Set problem.
Reproduce each record exactly.

-- Begin Data supplied --

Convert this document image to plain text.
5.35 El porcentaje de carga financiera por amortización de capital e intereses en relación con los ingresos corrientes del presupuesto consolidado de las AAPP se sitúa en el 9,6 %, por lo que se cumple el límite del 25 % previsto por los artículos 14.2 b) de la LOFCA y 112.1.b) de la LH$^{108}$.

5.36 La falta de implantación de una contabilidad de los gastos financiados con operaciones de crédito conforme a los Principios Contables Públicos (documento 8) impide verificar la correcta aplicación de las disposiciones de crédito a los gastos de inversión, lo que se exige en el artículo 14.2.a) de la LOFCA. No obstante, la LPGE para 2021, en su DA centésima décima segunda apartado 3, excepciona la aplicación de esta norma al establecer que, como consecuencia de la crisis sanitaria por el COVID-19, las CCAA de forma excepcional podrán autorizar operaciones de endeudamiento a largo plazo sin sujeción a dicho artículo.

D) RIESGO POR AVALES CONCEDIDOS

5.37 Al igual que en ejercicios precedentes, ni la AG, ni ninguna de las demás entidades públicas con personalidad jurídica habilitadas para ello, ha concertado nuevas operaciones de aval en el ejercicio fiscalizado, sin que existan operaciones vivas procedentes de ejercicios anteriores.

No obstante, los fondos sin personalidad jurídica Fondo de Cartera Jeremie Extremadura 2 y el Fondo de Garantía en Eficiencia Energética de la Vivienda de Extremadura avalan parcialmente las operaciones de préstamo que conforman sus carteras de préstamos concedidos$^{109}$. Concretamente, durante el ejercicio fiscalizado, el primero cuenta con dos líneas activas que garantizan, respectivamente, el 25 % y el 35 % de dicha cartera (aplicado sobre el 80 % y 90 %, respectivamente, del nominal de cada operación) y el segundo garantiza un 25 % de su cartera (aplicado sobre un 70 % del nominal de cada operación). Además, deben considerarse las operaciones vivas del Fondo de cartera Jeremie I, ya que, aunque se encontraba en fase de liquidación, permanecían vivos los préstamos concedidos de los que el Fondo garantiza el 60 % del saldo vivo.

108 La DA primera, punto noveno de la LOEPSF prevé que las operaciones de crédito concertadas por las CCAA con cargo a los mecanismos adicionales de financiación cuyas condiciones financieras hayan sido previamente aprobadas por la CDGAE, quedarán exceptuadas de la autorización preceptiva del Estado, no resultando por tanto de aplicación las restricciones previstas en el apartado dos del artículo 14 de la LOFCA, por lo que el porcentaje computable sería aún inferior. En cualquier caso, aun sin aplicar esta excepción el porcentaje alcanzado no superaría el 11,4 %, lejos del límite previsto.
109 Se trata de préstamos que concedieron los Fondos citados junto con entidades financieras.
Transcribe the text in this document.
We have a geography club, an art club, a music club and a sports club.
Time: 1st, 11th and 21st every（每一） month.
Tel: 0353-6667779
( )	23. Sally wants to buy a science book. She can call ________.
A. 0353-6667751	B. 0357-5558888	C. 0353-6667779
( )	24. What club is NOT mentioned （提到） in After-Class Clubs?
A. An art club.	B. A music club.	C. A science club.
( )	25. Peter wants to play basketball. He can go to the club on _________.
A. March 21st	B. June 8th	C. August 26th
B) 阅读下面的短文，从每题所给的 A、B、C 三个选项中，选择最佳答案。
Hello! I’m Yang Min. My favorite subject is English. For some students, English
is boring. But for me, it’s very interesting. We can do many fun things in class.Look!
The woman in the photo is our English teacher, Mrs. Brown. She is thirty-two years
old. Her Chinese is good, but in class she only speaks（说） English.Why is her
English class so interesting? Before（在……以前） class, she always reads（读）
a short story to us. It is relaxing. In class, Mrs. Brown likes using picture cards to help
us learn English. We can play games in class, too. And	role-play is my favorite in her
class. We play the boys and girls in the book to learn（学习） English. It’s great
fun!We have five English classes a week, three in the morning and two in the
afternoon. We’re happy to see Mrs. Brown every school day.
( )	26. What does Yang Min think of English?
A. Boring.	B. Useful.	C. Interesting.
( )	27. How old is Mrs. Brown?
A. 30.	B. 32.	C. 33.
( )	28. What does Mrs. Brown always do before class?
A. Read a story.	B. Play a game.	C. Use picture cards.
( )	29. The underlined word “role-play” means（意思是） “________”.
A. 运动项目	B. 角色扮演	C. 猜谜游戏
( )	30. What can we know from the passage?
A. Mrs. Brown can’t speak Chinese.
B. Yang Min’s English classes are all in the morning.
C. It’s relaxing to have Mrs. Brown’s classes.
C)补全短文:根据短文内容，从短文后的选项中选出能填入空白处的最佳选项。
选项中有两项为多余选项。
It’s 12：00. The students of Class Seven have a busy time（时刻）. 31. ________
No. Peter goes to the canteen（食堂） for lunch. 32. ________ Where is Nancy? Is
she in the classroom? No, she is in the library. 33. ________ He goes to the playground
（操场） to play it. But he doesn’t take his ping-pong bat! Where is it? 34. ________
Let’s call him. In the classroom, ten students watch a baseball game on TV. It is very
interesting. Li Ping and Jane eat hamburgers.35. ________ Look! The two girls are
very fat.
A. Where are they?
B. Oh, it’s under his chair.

-- End Data supplied --

Task result.
Convert this document image to plain text.
5.35 El porcentaje de carga financiera por amortización de capital e intereses en relación con los ingresos corrientes del presupuesto consolidado de las AAPP se sitúa en el 9,6 %, por lo que se cumple el límite del 25 % previsto por los artículos 14.2 b) de la LOFCA y 112.1.b) de la LH$^{108}$.

5.36 La falta de implantación de una contabilidad de los gastos financiados con operaciones de crédito conforme a los Principios Contables Públicos (documento 8) impide verificar la correcta aplicación de las disposiciones de crédito a los gastos de inversión, lo que se exige en el artículo 14.2.a) de la LOFCA. No obstante, la LPGE para 2021, en su DA centésima décima segunda apartado 3, excepciona la aplicación de esta norma al establecer que, como consecuencia de la crisis sanitaria por el COVID-19, las CCAA de forma excepcional podrán autorizar operaciones de endeudamiento a largo plazo sin sujeción a dicho artículo.

D) RIESGO POR AVALES CONCEDIDOS

5.37 Al igual que en ejercicios precedentes, ni la AG, ni ninguna de las demás entidades públicas con personalidad jurídica habilitadas para ello, ha concertado nuevas operaciones de aval en el ejercicio fiscalizado, sin que existan operaciones vivas procedentes de ejercicios anteriores.

No obstante, los fondos sin personalidad jurídica Fondo de Cartera Jeremie Extremadura 2 y el Fondo de Garantía en Eficiencia Energética de la Vivienda de Extremadura avalan parcialmente las operaciones de préstamo que conforman sus carteras de préstamos concedidos$^{109}$. Concretamente, durante el ejercicio fiscalizado, el primero cuenta con dos líneas activas que garantizan, respectivamente, el 25 % y el 35 % de dicha cartera (aplicado sobre el 80 % y 90 %, respectivamente, del nominal de cada operación) y el segundo garantiza un 25 % de su cartera (aplicado sobre un 70 % del nominal de cada operación). Además, deben considerarse las operaciones vivas del Fondo de cartera Jeremie I, ya que, aunque se encontraba en fase de liquidación, permanecían vivos los préstamos concedidos de los que el Fondo garantiza el 60 % del saldo vivo.

108 La DA primera, punto noveno de la LOEPSF prevé que las operaciones de crédito concertadas por las CCAA con cargo a los mecanismos adicionales de financiación cuyas condiciones financieras hayan sido previamente aprobadas por la CDGAE, quedarán exceptuadas de la autorización preceptiva del Estado, no resultando por tanto de aplicación las restricciones previstas en el apartado dos del artículo 14 de la LOFCA, por lo que el porcentaje computable sería aún inferior. En cualquier caso, aun sin aplicar esta excepción el porcentaje alcanzado no superaría el 11,4 %, lejos del límite previsto.
109 Se trata de préstamos que concedieron los Fondos citados junto con entidades financieras.
Transcribe the text in this document.
We have a geography club, an art club, a music club and a sports club.
Time: 1st, 11th and 21st every（每一） month.
Tel: 0353-6667779
( )	23. Sally wants to buy a science book. She can call ________.
A. 0353-6667751	B. 0357-5558888	C. 0353-6667779
( )	24. What club is NOT mentioned （提到） in After-Class Clubs?
A. An art club.	B. A music club.	C. A science club.
( )	25. Peter wants to play basketball. He can go to the club on _________.
A. March 21st	B. June 8th	C. August 26th
B) 阅读下面的短文，从每题所给的 A、B、C 三个选项中，选择最佳答案。
Hello! I’m Yang Min. My favorite subject is English. For some students, English
is boring. But for me, it’s very interesting. We can do many fun things in class.Look!
The woman in the photo is our English teacher, Mrs. Brown. She is thirty-two years
old. Her Chinese is good, but in class she only speaks（说） English.Why is her
English class so interesting? Before（在……以前） class, she always reads（读）
a short story to us. It is relaxing. In class, Mrs. Brown likes using picture cards to help
us learn English. We can play games in class, too. And	role-play is my favorite in her
class. We play the boys and girls in the book to learn（学习） English. It’s great
fun!We have five English classes a week, three in the morning and two in the
afternoon. We’re happy to see Mrs. Brown every school day.
( )	26. What does Yang Min think of English?
A. Boring.	B. Useful.	C. Interesting.
( )	27. How old is Mrs. Brown?
A. 30.	B. 32.	C. 33.
( )	28. What does Mrs. Brown always do before class?
A. Read a story.	B. Play a game.	C. Use picture cards.
( )	29. The underlined word “role-play” means（意思是） “________”.
A. 运动项目	B. 角色扮演	C. 猜谜游戏
( )	30. What can we know from the passage?
A. Mrs. Brown can’t speak Chinese.
B. Yang Min’s English classes are all in the morning.
C. It’s relaxing to have Mrs. Brown’s classes.
C)补全短文:根据短文内容，从短文后的选项中选出能填入空白处的最佳选项。
选项中有两项为多余选项。
It’s 12：00. The students of Class Seven have a busy time（时刻）. 31. ________
No. Peter goes to the canteen（食堂） for lunch. 32. ________ Where is Nancy? Is
she in the classroom? No, she is in the library. 33. ________ He goes to the playground
（操场） to play it. But he doesn’t take his ping-pong bat! Where is it? 34. ________
Let’s call him. In the classroom, ten students watch a baseball game on TV. It is very
interesting. Li Ping and Jane eat hamburgers.35. ________ Look! The two girls are
very fat.
A. Where are they?
B. Oh, it’s under his chair.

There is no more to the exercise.